[PROBLEM STATEMENT]
Below are the records. Gather each line that holds "finally".
>>
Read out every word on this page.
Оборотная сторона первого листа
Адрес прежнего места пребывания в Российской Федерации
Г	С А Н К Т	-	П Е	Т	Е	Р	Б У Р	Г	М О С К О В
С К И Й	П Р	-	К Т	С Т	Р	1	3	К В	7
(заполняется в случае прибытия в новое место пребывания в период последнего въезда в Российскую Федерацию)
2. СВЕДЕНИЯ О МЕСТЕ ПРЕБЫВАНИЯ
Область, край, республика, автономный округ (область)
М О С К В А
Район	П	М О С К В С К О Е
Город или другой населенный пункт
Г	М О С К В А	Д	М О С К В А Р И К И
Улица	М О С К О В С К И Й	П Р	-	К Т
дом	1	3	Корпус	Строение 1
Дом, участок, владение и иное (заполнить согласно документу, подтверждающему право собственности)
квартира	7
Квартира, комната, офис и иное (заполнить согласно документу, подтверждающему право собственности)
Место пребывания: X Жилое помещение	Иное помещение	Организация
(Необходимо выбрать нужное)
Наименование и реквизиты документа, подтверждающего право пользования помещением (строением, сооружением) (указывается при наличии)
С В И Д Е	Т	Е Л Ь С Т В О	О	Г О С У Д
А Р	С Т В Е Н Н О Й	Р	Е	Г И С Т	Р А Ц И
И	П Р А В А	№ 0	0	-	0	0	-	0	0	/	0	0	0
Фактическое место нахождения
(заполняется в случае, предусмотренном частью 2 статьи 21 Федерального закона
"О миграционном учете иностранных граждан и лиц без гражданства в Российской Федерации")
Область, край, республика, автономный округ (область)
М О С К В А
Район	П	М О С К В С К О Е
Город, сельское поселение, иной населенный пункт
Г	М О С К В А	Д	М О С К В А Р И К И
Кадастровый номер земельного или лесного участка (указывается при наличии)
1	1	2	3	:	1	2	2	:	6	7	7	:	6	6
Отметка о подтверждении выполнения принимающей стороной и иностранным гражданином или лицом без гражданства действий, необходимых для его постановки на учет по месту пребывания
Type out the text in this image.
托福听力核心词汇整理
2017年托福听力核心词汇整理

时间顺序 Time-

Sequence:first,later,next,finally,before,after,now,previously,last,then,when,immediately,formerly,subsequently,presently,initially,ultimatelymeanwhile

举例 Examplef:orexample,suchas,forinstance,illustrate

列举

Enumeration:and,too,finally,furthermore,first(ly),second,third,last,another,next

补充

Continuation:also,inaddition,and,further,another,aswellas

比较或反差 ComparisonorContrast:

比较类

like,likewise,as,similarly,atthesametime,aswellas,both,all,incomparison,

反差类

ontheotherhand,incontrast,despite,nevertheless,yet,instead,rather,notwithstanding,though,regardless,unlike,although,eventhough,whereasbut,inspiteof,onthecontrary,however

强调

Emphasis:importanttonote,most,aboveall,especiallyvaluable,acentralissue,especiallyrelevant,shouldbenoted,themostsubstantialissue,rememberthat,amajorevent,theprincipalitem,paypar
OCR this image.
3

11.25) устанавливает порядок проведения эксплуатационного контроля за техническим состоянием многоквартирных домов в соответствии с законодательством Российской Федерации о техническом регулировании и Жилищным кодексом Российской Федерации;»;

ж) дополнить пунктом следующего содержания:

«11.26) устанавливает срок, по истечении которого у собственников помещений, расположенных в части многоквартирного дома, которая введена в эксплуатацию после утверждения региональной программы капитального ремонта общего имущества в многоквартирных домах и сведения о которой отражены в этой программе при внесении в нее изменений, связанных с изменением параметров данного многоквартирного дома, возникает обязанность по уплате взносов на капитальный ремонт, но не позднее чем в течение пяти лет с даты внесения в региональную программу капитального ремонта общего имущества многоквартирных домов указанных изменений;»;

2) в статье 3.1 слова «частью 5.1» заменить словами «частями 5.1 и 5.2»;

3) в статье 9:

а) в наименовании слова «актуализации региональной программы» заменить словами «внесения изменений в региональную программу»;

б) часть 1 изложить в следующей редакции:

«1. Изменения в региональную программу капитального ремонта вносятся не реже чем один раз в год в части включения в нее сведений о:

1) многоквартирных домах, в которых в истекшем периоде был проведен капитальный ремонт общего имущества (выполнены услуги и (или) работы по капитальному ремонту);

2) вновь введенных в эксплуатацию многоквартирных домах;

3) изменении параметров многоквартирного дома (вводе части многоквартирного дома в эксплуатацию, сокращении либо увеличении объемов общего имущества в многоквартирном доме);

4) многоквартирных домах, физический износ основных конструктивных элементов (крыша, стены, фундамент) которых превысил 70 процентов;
<<
[RESULT]
Sequence:first,later,next,finally,before,after,now,previously,last,then,when,immediately,formerly,subsequently,presently,initially,ultimatelymeanwhile
Enumeration:and,too,finally,furthermore,first(ly),second,third,last,another,next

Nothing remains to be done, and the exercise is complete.